> **Entries provided**
━━━
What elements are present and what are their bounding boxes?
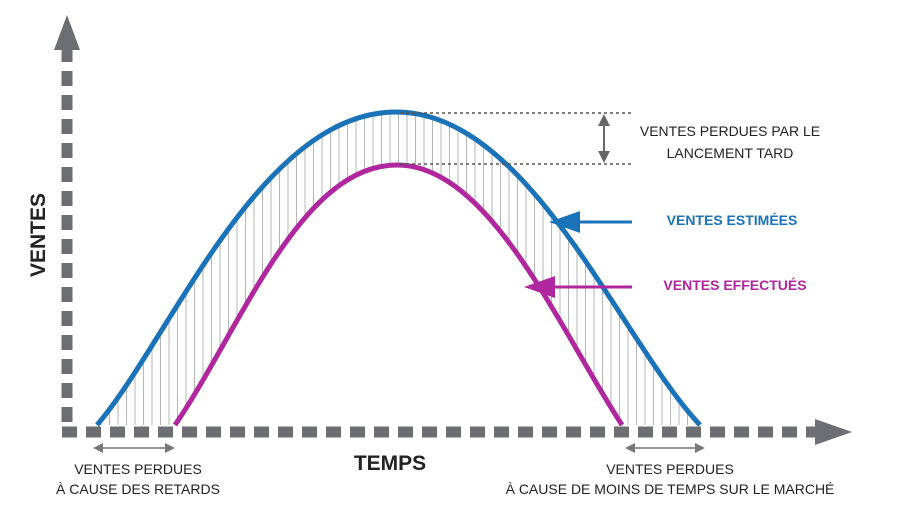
y-axis-arrow <box>54 15 80 50</box>
actual-label: VENTES EFFECTUÉS <box>663 277 806 293</box>
delay-span-head <box>93 443 103 453</box>
x-axis-label: TEMPS <box>354 452 426 475</box>
actual-area <box>175 165 622 426</box>
estimated-label: VENTES ESTIMÉES <box>667 212 798 228</box>
actual-curve <box>172 162 625 427</box>
market-span-head <box>625 443 635 453</box>
estimated-curve <box>95 109 702 427</box>
market-span-head <box>695 443 705 453</box>
market-loss-label: À CAUSE DE MOINS DE TEMPS SUR LE MARCHÉ <box>506 481 835 497</box>
y-axis-label: VENTES <box>27 193 50 277</box>
late-launch-label: VENTES PERDUES PAR LE <box>640 123 820 139</box>
estimated-pointer-head <box>549 211 580 233</box>
x-axis-arrow <box>815 419 852 445</box>
gap-arrow-head <box>598 114 610 126</box>
delay-loss-label: VENTES PERDUES <box>74 461 202 477</box>
late-launch-label: LANCEMENT TARD <box>667 145 794 161</box>
gap-arrow-head <box>598 151 610 163</box>
delay-span-head <box>165 443 175 453</box>
actual-pointer-head <box>524 276 555 298</box>
market-loss-label: VENTES PERDUES <box>606 461 734 477</box>
delay-loss-label: À CAUSE DES RETARDS <box>56 481 220 497</box>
━━━
> **Exercise**
Output every line of the records as a JSON array of strings, one string per line, skipping blank lines and leaving out the picture.

> **Answer for the task**
[
  "What elements are present and what are their bounding boxes?",
  "y-axis-arrow <box>54 15 80 50</box>",
  "actual-label: VENTES EFFECTUÉS <box>663 277 806 293</box>",
  "delay-span-head <box>93 443 103 453</box>",
  "x-axis-label: TEMPS <box>354 452 426 475</box>",
  "actual-area <box>175 165 622 426</box>",
  "estimated-label: VENTES ESTIMÉES <box>667 212 798 228</box>",
  "actual-curve <box>172 162 625 427</box>",
  "market-span-head <box>625 443 635 453</box>",
  "estimated-curve <box>95 109 702 427</box>",
  "market-span-head <box>695 443 705 453</box>",
  "market-loss-label: À CAUSE DE MOINS DE TEMPS SUR LE MARCHÉ <box>506 481 835 497</box>",
  "y-axis-label: VENTES <box>27 193 50 277</box>",
  "late-launch-label: VENTES PERDUES PAR LE <box>640 123 820 139</box>",
  "estimated-pointer-head <box>549 211 580 233</box>",
  "x-axis-arrow <box>815 419 852 445</box>",
  "gap-arrow-head <box>598 114 610 126</box>",
  "delay-loss-label: VENTES PERDUES <box>74 461 202 477</box>",
  "late-launch-label: LANCEMENT TARD <box>667 145 794 161</box>",
  "gap-arrow-head <box>598 151 610 163</box>",
  "delay-span-head <box>165 443 175 453</box>",
  "actual-pointer-head <box>524 276 555 298</box>",
  "market-loss-label: VENTES PERDUES <box>606 461 734 477</box>",
  "delay-loss-label: À CAUSE DES RETARDS <box>56 481 220 497</box>"
]